• WRITTEN PROBLEM: Reply with one number only, the count of lines holding the string "штукатурок".

• MATERIAL FOR THE TASK:

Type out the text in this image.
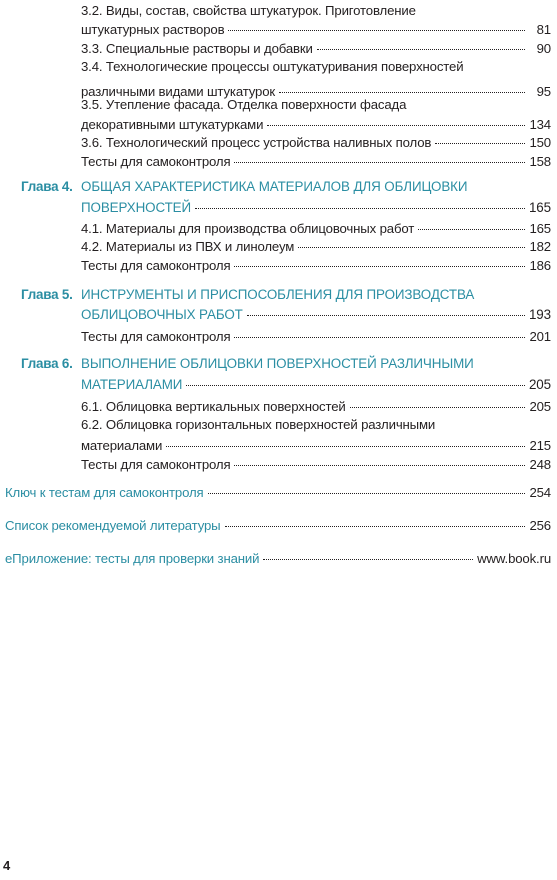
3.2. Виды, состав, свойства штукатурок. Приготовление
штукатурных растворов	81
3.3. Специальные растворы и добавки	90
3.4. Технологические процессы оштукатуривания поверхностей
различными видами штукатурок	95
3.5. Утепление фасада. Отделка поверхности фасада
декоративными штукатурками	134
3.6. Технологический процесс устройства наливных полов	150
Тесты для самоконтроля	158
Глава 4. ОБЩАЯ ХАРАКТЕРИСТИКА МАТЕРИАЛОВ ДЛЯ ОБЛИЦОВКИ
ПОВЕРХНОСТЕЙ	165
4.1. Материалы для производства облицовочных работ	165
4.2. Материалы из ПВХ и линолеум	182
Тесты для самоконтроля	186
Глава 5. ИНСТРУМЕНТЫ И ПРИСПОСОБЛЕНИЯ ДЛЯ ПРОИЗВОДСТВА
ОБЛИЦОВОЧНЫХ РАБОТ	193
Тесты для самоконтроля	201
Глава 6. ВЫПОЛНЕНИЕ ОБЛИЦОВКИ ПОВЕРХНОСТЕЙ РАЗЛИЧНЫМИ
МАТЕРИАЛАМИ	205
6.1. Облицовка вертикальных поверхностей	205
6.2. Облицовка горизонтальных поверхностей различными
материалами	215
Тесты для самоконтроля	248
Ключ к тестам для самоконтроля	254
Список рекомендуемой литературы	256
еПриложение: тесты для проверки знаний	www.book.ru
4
==
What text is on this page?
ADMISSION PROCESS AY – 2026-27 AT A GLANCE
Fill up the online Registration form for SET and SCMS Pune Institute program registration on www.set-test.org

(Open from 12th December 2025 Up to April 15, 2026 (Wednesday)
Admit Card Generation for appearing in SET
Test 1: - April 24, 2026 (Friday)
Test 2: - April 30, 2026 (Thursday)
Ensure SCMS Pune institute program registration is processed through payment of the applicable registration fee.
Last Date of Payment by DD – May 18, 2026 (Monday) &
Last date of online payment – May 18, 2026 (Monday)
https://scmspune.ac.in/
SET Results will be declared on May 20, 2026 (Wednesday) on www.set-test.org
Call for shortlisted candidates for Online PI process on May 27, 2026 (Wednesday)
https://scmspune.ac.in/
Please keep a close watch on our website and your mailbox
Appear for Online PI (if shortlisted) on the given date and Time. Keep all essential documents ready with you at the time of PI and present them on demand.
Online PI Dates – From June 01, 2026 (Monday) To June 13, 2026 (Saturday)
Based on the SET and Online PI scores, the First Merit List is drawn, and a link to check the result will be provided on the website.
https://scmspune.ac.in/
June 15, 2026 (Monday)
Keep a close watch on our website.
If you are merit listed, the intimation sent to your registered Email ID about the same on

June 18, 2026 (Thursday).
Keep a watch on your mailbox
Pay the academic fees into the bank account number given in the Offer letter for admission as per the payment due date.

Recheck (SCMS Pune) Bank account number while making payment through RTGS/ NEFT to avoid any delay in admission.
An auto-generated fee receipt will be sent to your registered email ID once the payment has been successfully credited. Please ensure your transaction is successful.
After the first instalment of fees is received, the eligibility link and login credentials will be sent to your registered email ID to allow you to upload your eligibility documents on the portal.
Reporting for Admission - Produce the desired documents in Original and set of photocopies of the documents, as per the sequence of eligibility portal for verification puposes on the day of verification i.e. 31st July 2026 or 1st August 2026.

• OUTPUT FOR THIS EXERCISE: 2